TASK STATEMENT
Read through the records below and copy each line that uses the word "this".

INFORMATION SHOWN
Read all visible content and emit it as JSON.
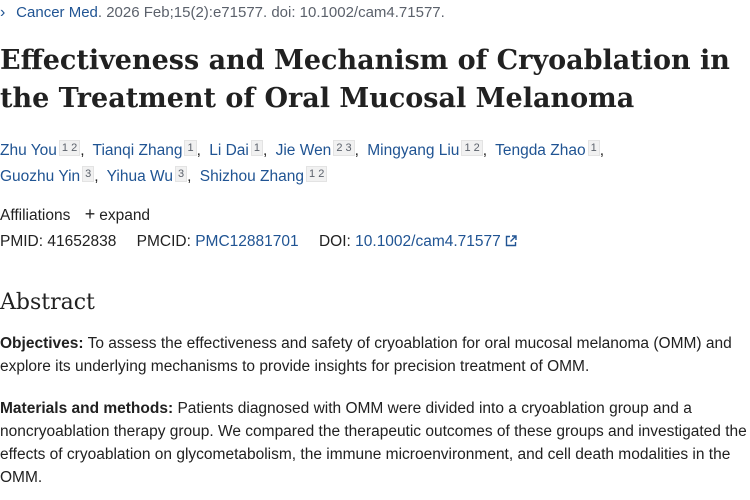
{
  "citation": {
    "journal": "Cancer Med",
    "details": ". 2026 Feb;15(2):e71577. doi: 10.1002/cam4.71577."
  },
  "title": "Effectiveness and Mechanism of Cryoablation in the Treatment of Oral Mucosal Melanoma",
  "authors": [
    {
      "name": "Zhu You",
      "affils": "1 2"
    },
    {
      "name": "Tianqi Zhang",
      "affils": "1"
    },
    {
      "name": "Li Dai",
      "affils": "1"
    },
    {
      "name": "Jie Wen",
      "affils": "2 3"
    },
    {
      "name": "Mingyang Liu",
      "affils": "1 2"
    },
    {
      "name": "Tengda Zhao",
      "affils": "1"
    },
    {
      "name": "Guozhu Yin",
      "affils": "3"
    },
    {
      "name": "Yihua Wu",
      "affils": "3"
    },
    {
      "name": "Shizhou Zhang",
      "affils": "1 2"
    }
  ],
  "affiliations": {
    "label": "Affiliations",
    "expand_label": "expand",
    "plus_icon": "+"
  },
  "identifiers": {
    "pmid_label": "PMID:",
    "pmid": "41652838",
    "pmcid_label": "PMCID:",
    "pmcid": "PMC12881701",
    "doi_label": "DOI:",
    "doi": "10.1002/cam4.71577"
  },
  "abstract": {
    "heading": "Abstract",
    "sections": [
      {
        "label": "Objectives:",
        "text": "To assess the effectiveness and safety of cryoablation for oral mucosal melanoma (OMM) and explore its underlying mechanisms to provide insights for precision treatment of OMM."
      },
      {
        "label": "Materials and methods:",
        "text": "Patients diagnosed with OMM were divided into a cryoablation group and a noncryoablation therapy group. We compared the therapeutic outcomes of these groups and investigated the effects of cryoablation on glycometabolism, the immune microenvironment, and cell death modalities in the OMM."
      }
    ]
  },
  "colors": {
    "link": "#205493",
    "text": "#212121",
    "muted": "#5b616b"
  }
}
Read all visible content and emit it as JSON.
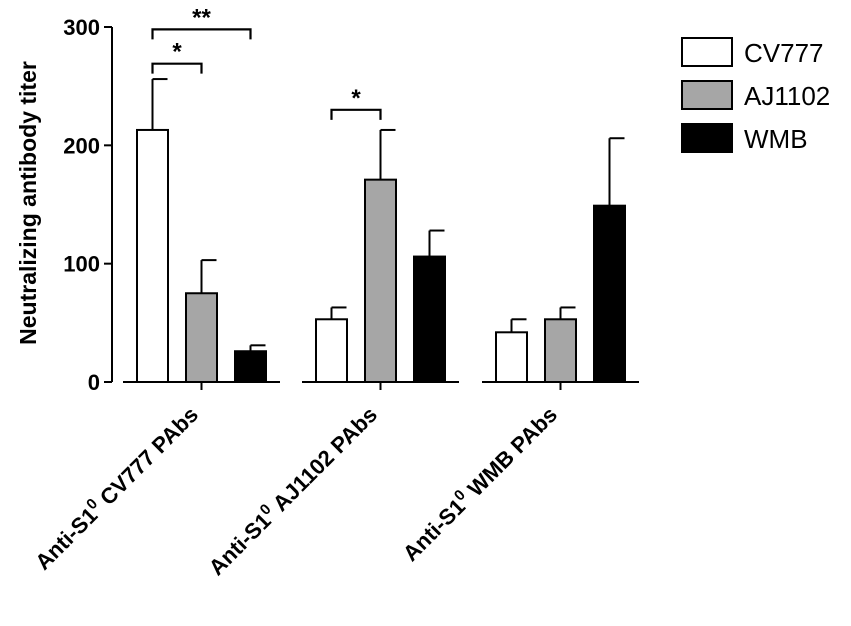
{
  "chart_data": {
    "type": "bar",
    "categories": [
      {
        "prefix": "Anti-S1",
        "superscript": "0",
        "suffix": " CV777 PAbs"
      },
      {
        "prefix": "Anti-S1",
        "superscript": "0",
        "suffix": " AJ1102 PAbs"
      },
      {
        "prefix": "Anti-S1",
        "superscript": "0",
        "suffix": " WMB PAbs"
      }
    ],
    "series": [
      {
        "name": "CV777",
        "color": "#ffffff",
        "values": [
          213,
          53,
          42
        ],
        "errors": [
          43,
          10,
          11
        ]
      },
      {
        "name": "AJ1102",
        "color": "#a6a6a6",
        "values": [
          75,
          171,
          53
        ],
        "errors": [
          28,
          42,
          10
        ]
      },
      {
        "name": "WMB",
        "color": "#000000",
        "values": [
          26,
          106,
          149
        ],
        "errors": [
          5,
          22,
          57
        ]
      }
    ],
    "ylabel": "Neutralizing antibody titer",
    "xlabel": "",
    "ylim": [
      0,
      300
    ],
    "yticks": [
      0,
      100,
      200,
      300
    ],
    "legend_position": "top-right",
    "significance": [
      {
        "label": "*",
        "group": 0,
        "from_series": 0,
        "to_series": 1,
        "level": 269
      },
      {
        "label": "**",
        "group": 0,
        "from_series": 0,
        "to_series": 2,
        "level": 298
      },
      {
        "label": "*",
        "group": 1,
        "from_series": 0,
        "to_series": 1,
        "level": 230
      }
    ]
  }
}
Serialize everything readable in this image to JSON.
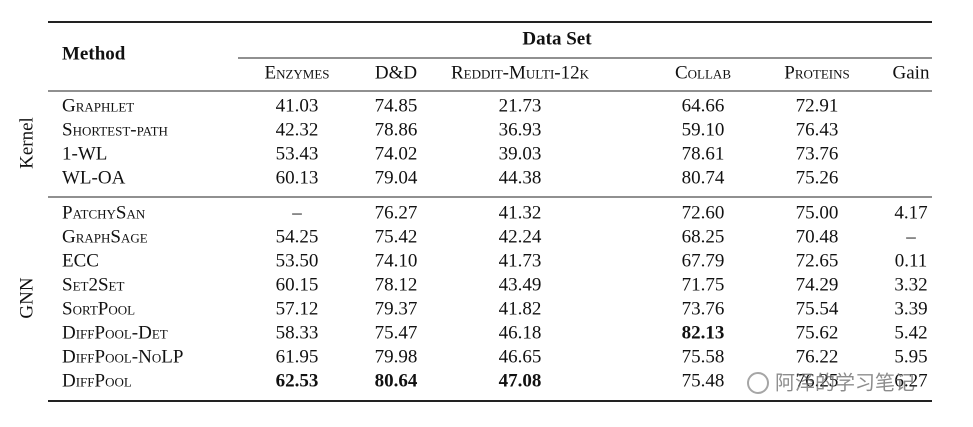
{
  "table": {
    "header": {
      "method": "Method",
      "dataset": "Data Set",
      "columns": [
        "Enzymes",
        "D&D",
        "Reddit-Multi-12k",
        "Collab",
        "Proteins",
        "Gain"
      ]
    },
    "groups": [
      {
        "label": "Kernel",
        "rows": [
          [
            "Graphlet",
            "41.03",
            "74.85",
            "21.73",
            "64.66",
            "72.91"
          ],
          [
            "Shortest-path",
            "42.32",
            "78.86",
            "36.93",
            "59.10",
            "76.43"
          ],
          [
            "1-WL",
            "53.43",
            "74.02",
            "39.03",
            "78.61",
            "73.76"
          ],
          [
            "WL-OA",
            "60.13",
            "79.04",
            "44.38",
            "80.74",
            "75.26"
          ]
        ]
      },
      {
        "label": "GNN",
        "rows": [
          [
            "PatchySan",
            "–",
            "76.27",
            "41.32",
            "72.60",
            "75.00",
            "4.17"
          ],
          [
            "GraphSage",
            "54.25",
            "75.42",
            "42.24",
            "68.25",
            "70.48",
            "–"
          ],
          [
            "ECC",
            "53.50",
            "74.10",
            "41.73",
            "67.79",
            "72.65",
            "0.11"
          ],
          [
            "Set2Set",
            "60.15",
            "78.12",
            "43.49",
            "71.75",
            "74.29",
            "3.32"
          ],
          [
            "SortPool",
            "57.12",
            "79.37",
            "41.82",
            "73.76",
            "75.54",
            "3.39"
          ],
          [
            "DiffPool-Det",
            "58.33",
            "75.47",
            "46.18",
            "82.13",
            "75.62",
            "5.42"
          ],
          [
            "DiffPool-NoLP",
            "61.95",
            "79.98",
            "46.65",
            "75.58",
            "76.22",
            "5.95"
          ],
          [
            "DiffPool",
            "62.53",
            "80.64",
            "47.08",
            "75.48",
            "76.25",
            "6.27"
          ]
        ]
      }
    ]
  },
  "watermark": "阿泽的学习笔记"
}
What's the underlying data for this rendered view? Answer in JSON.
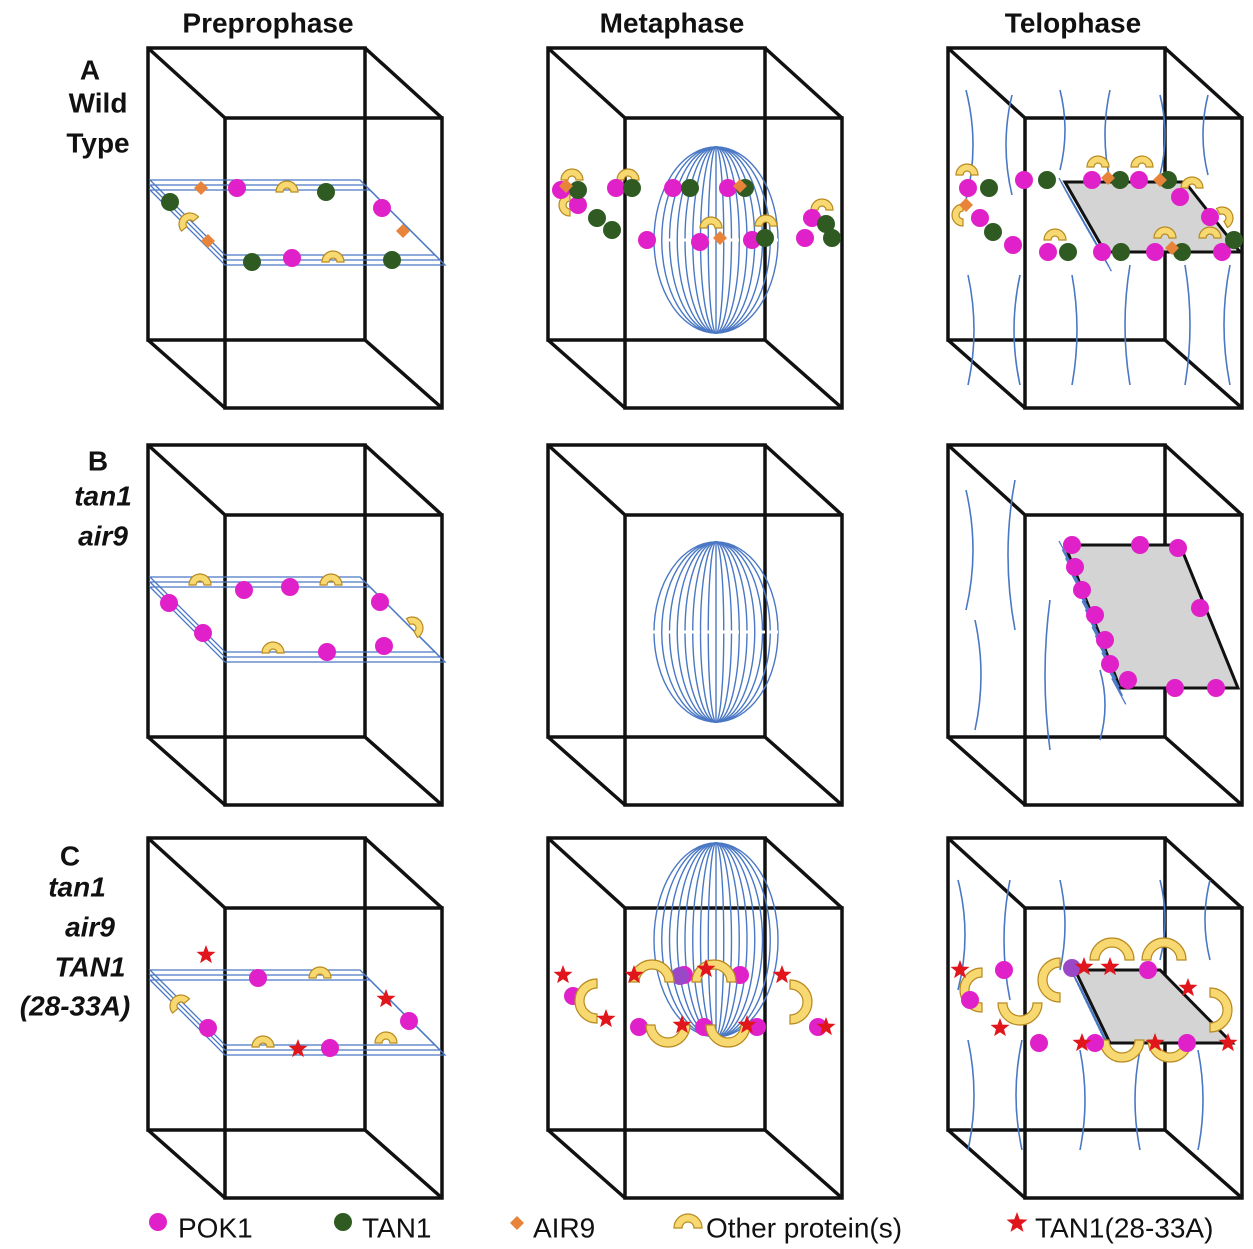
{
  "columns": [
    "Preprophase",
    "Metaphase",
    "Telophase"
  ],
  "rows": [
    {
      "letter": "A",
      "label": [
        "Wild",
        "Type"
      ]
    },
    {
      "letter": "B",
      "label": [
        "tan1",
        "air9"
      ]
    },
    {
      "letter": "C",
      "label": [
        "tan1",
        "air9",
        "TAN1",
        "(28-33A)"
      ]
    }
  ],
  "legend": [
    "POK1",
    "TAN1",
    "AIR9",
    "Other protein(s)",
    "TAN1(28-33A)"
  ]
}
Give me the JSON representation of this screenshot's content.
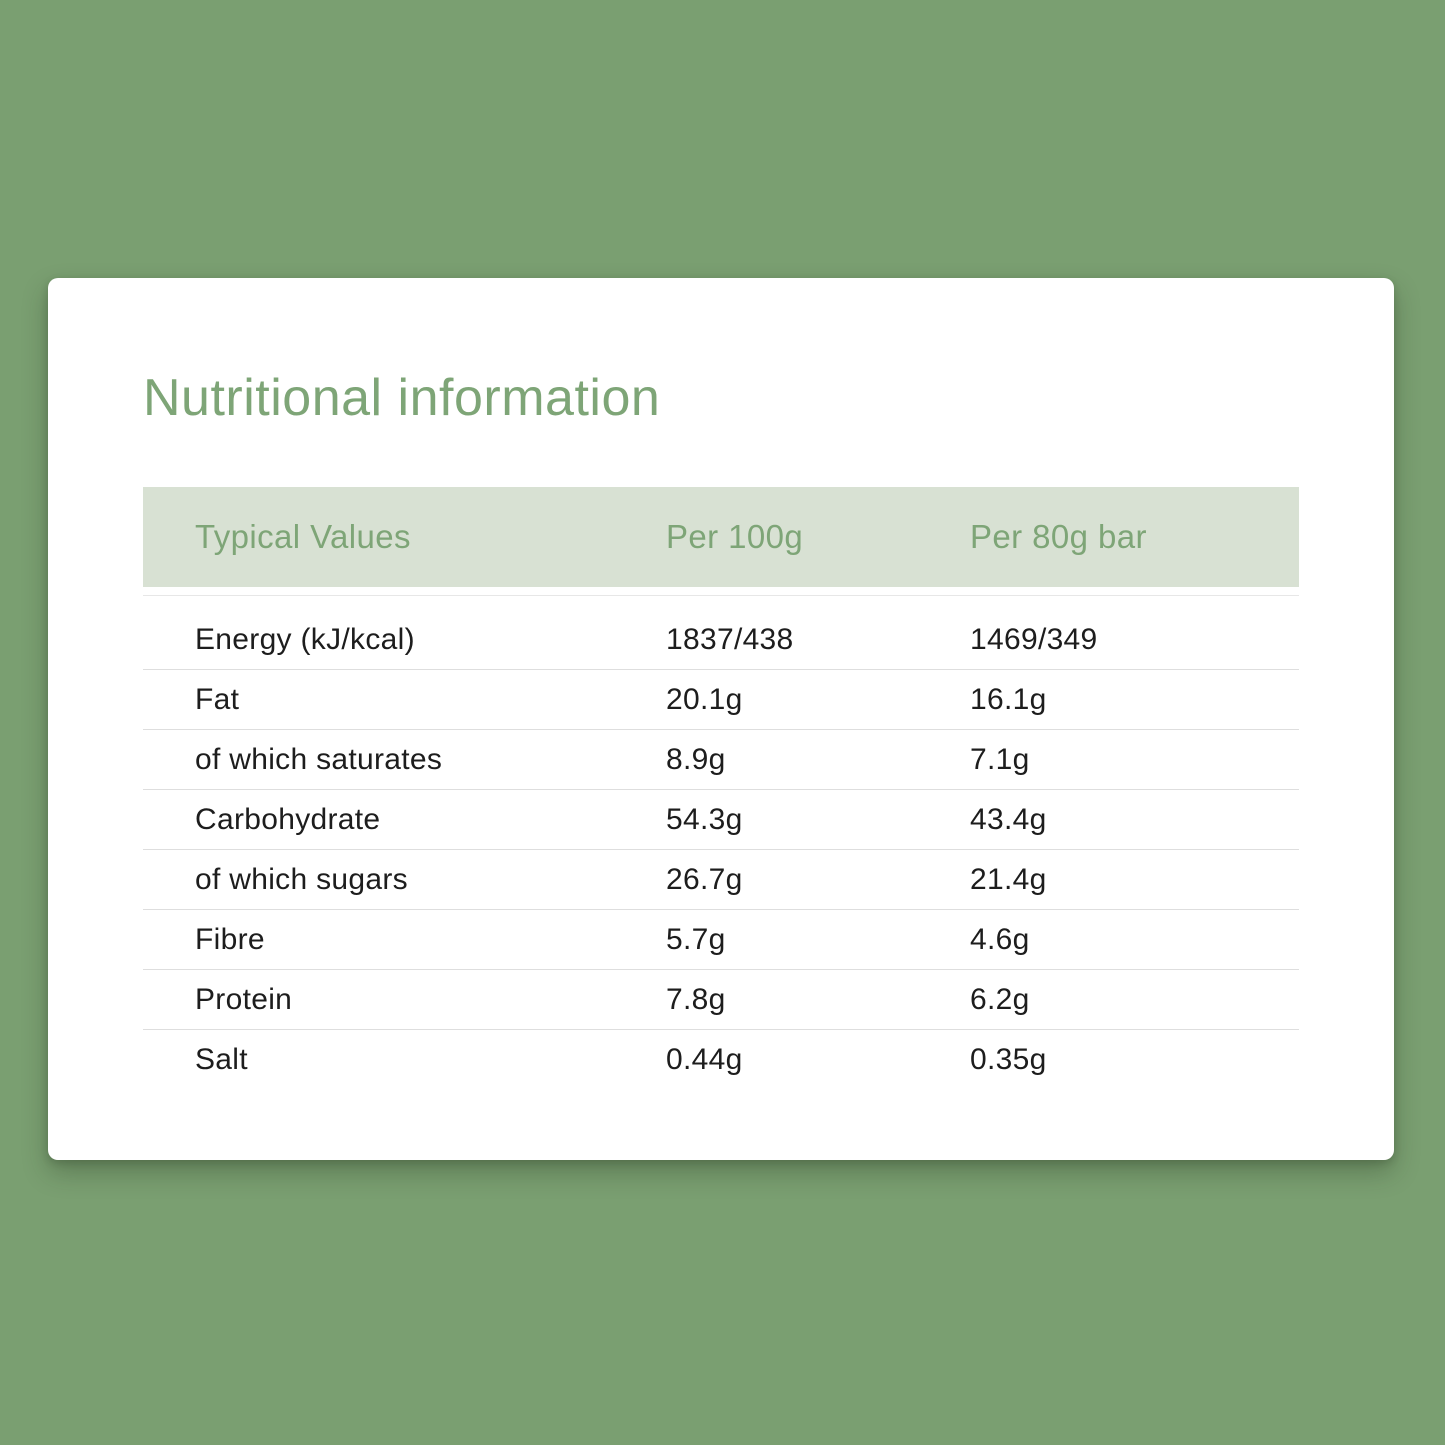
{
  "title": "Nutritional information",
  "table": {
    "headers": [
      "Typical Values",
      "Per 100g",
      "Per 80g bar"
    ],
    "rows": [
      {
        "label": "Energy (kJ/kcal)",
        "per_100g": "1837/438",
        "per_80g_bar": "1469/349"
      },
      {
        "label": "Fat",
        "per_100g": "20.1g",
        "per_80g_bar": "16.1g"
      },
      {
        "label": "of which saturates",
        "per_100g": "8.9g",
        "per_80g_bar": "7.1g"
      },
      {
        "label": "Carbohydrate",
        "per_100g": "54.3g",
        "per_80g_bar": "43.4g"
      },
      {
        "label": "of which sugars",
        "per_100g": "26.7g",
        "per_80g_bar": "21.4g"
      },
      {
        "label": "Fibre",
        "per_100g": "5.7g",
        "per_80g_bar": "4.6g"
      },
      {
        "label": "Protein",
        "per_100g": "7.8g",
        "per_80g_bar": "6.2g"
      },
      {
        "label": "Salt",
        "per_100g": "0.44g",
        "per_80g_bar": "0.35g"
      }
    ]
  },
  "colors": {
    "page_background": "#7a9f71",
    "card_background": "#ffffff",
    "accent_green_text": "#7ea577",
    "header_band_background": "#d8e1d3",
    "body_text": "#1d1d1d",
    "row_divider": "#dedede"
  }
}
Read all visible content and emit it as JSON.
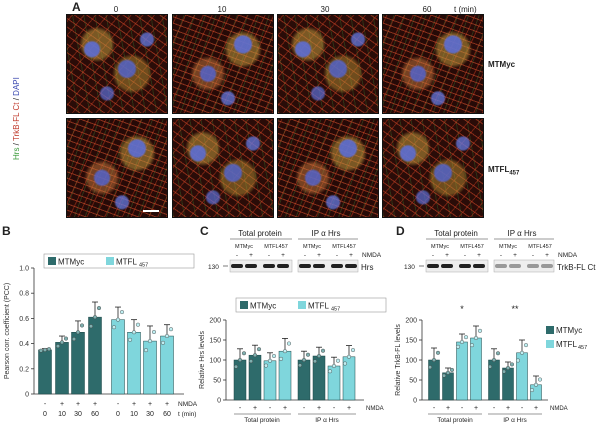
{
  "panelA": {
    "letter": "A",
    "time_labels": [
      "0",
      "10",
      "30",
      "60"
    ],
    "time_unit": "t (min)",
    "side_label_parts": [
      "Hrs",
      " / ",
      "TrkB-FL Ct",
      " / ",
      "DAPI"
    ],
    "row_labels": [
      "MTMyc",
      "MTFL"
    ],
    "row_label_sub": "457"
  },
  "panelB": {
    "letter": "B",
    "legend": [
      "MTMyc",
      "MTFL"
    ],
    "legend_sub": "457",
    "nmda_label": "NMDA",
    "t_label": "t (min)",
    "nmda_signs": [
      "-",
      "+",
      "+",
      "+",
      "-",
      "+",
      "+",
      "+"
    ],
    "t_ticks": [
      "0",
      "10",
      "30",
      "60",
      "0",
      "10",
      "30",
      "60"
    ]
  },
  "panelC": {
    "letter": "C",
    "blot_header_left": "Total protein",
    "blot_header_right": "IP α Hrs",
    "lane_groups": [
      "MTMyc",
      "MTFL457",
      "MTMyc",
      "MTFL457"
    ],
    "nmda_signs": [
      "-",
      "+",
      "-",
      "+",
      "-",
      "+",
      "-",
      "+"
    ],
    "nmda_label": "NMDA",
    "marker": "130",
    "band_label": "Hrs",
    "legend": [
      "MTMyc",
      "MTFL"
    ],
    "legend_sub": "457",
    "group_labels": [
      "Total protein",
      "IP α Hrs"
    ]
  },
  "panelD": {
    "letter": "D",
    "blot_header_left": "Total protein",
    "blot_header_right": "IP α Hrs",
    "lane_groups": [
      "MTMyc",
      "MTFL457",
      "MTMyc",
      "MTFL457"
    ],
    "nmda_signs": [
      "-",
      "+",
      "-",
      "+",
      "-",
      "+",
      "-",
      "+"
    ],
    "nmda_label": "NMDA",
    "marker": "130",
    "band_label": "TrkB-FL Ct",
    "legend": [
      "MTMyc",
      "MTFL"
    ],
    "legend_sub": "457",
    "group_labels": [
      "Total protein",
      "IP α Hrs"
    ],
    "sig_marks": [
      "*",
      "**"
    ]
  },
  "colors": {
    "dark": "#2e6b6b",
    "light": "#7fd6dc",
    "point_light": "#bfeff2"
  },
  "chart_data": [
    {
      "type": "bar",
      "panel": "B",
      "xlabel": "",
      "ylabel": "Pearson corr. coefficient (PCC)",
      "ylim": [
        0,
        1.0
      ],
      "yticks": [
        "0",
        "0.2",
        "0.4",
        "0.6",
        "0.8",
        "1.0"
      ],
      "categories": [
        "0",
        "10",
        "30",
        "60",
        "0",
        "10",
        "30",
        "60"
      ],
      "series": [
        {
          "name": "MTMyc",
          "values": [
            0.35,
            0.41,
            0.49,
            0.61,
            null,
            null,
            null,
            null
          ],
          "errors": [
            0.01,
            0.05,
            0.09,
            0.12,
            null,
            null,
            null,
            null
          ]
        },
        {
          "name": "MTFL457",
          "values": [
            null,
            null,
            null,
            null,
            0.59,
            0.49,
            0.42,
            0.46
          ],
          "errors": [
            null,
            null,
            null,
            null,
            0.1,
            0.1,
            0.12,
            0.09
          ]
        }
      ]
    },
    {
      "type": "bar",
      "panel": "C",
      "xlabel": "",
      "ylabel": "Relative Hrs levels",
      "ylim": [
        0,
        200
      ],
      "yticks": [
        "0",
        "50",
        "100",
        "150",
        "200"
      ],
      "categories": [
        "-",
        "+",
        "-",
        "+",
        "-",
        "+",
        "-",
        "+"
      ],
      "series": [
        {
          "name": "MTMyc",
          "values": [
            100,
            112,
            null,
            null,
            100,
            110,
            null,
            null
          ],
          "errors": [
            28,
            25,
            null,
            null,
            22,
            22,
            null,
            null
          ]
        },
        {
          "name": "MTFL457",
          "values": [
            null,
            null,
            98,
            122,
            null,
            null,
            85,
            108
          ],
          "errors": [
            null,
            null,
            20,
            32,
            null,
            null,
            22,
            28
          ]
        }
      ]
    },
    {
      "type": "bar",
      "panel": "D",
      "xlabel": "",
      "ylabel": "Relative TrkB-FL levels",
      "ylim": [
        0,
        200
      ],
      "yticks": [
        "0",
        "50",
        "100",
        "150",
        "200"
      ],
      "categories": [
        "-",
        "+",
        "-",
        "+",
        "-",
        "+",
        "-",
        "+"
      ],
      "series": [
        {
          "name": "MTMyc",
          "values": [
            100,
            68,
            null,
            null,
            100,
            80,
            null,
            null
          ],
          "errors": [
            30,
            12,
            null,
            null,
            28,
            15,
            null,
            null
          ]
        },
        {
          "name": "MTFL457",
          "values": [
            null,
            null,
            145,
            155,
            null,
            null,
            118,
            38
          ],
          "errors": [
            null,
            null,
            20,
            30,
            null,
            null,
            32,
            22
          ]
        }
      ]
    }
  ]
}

EXERCISE OUTPUT
Serialize everything readable in this image to JSON.
What's the underlying data for this rendered view? Answer in JSON.
Give me the JSON representation of this screenshot's content.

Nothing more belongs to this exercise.